### RECORDS PROVIDED
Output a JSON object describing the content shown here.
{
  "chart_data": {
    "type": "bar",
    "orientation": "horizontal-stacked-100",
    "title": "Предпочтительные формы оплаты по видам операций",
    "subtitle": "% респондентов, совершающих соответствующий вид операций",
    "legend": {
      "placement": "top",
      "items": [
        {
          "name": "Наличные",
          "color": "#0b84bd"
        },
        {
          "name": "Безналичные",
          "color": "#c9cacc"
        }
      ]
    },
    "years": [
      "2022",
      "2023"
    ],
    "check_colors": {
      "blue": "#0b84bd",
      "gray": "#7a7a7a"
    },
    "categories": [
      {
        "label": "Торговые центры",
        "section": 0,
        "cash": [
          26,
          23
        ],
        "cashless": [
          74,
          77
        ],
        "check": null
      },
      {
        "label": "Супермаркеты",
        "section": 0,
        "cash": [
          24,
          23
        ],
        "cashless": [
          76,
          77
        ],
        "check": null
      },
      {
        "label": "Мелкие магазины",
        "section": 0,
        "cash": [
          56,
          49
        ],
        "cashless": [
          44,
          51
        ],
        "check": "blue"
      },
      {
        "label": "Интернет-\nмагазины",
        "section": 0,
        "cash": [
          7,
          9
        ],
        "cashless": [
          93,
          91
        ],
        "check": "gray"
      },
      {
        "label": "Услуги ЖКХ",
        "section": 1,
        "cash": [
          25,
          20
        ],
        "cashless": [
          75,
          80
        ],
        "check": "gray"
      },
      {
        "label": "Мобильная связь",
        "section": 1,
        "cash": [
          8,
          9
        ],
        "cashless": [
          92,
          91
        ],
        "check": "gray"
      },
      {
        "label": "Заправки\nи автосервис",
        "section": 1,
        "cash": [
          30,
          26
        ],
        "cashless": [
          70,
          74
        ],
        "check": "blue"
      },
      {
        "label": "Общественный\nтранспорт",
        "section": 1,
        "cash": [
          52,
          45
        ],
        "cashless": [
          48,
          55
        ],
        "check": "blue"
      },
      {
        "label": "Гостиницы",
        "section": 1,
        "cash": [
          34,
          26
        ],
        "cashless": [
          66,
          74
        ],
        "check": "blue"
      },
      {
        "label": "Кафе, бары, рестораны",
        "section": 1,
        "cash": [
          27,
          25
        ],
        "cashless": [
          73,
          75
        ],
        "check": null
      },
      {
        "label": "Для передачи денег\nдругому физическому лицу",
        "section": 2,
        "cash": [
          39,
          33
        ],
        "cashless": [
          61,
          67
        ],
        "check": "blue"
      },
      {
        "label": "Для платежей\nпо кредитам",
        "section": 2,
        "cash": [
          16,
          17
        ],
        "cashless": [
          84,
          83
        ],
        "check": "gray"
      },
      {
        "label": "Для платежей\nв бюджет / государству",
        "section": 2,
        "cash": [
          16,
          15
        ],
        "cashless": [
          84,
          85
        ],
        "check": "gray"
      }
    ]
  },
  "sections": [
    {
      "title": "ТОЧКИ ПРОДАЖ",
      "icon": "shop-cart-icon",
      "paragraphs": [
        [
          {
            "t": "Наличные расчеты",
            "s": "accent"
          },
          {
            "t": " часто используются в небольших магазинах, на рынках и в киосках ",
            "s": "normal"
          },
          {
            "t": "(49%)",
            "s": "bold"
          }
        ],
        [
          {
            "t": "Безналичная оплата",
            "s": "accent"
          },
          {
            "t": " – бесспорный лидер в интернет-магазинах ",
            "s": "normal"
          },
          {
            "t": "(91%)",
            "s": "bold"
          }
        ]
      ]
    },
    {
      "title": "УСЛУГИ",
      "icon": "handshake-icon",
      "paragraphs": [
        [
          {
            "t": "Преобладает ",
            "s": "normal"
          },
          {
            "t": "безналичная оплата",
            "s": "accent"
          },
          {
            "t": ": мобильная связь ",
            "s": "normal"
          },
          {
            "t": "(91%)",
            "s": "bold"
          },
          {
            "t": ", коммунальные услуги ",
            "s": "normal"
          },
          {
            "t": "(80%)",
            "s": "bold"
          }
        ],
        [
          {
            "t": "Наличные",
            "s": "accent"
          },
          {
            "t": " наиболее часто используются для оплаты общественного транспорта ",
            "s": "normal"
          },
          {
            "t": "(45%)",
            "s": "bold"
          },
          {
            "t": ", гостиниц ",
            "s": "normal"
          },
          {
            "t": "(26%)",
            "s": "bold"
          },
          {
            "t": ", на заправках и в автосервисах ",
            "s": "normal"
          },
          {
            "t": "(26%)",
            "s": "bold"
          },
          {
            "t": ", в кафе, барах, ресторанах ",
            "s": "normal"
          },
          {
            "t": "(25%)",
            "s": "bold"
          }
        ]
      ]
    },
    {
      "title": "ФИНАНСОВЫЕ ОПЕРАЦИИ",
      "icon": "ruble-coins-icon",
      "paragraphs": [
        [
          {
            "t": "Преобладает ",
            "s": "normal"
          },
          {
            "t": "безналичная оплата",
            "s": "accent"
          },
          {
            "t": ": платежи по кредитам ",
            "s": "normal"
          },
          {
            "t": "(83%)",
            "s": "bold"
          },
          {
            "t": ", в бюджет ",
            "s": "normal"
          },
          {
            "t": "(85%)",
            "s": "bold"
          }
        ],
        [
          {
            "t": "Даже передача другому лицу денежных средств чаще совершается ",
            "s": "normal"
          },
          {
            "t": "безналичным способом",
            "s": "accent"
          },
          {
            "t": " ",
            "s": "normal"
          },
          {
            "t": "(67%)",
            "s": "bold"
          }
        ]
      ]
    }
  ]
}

### REQUIREMENT
Write out every line of the material again, exactly as it reads.

### SOLUTION TO THE PROBLEM
Output a JSON object describing the content shown here.
{
  "chart_data": {
    "type": "bar",
    "orientation": "horizontal-stacked-100",
    "title": "Предпочтительные формы оплаты по видам операций",
    "subtitle": "% респондентов, совершающих соответствующий вид операций",
    "legend": {
      "placement": "top",
      "items": [
        {
          "name": "Наличные",
          "color": "#0b84bd"
        },
        {
          "name": "Безналичные",
          "color": "#c9cacc"
        }
      ]
    },
    "years": [
      "2022",
      "2023"
    ],
    "check_colors": {
      "blue": "#0b84bd",
      "gray": "#7a7a7a"
    },
    "categories": [
      {
        "label": "Торговые центры",
        "section": 0,
        "cash": [
          26,
          23
        ],
        "cashless": [
          74,
          77
        ],
        "check": null
      },
      {
        "label": "Супермаркеты",
        "section": 0,
        "cash": [
          24,
          23
        ],
        "cashless": [
          76,
          77
        ],
        "check": null
      },
      {
        "label": "Мелкие магазины",
        "section": 0,
        "cash": [
          56,
          49
        ],
        "cashless": [
          44,
          51
        ],
        "check": "blue"
      },
      {
        "label": "Интернет-\nмагазины",
        "section": 0,
        "cash": [
          7,
          9
        ],
        "cashless": [
          93,
          91
        ],
        "check": "gray"
      },
      {
        "label": "Услуги ЖКХ",
        "section": 1,
        "cash": [
          25,
          20
        ],
        "cashless": [
          75,
          80
        ],
        "check": "gray"
      },
      {
        "label": "Мобильная связь",
        "section": 1,
        "cash": [
          8,
          9
        ],
        "cashless": [
          92,
          91
        ],
        "check": "gray"
      },
      {
        "label": "Заправки\nи автосервис",
        "section": 1,
        "cash": [
          30,
          26
        ],
        "cashless": [
          70,
          74
        ],
        "check": "blue"
      },
      {
        "label": "Общественный\nтранспорт",
        "section": 1,
        "cash": [
          52,
          45
        ],
        "cashless": [
          48,
          55
        ],
        "check": "blue"
      },
      {
        "label": "Гостиницы",
        "section": 1,
        "cash": [
          34,
          26
        ],
        "cashless": [
          66,
          74
        ],
        "check": "blue"
      },
      {
        "label": "Кафе, бары, рестораны",
        "section": 1,
        "cash": [
          27,
          25
        ],
        "cashless": [
          73,
          75
        ],
        "check": null
      },
      {
        "label": "Для передачи денег\nдругому физическому лицу",
        "section": 2,
        "cash": [
          39,
          33
        ],
        "cashless": [
          61,
          67
        ],
        "check": "blue"
      },
      {
        "label": "Для платежей\nпо кредитам",
        "section": 2,
        "cash": [
          16,
          17
        ],
        "cashless": [
          84,
          83
        ],
        "check": "gray"
      },
      {
        "label": "Для платежей\nв бюджет / государству",
        "section": 2,
        "cash": [
          16,
          15
        ],
        "cashless": [
          84,
          85
        ],
        "check": "gray"
      }
    ]
  },
  "sections": [
    {
      "title": "ТОЧКИ ПРОДАЖ",
      "icon": "shop-cart-icon",
      "paragraphs": [
        [
          {
            "t": "Наличные расчеты",
            "s": "accent"
          },
          {
            "t": " часто используются в небольших магазинах, на рынках и в киосках ",
            "s": "normal"
          },
          {
            "t": "(49%)",
            "s": "bold"
          }
        ],
        [
          {
            "t": "Безналичная оплата",
            "s": "accent"
          },
          {
            "t": " – бесспорный лидер в интернет-магазинах ",
            "s": "normal"
          },
          {
            "t": "(91%)",
            "s": "bold"
          }
        ]
      ]
    },
    {
      "title": "УСЛУГИ",
      "icon": "handshake-icon",
      "paragraphs": [
        [
          {
            "t": "Преобладает ",
            "s": "normal"
          },
          {
            "t": "безналичная оплата",
            "s": "accent"
          },
          {
            "t": ": мобильная связь ",
            "s": "normal"
          },
          {
            "t": "(91%)",
            "s": "bold"
          },
          {
            "t": ", коммунальные услуги ",
            "s": "normal"
          },
          {
            "t": "(80%)",
            "s": "bold"
          }
        ],
        [
          {
            "t": "Наличные",
            "s": "accent"
          },
          {
            "t": " наиболее часто используются для оплаты общественного транспорта ",
            "s": "normal"
          },
          {
            "t": "(45%)",
            "s": "bold"
          },
          {
            "t": ", гостиниц ",
            "s": "normal"
          },
          {
            "t": "(26%)",
            "s": "bold"
          },
          {
            "t": ", на заправках и в автосервисах ",
            "s": "normal"
          },
          {
            "t": "(26%)",
            "s": "bold"
          },
          {
            "t": ", в кафе, барах, ресторанах ",
            "s": "normal"
          },
          {
            "t": "(25%)",
            "s": "bold"
          }
        ]
      ]
    },
    {
      "title": "ФИНАНСОВЫЕ ОПЕРАЦИИ",
      "icon": "ruble-coins-icon",
      "paragraphs": [
        [
          {
            "t": "Преобладает ",
            "s": "normal"
          },
          {
            "t": "безналичная оплата",
            "s": "accent"
          },
          {
            "t": ": платежи по кредитам ",
            "s": "normal"
          },
          {
            "t": "(83%)",
            "s": "bold"
          },
          {
            "t": ", в бюджет ",
            "s": "normal"
          },
          {
            "t": "(85%)",
            "s": "bold"
          }
        ],
        [
          {
            "t": "Даже передача другому лицу денежных средств чаще совершается ",
            "s": "normal"
          },
          {
            "t": "безналичным способом",
            "s": "accent"
          },
          {
            "t": " ",
            "s": "normal"
          },
          {
            "t": "(67%)",
            "s": "bold"
          }
        ]
      ]
    }
  ]
}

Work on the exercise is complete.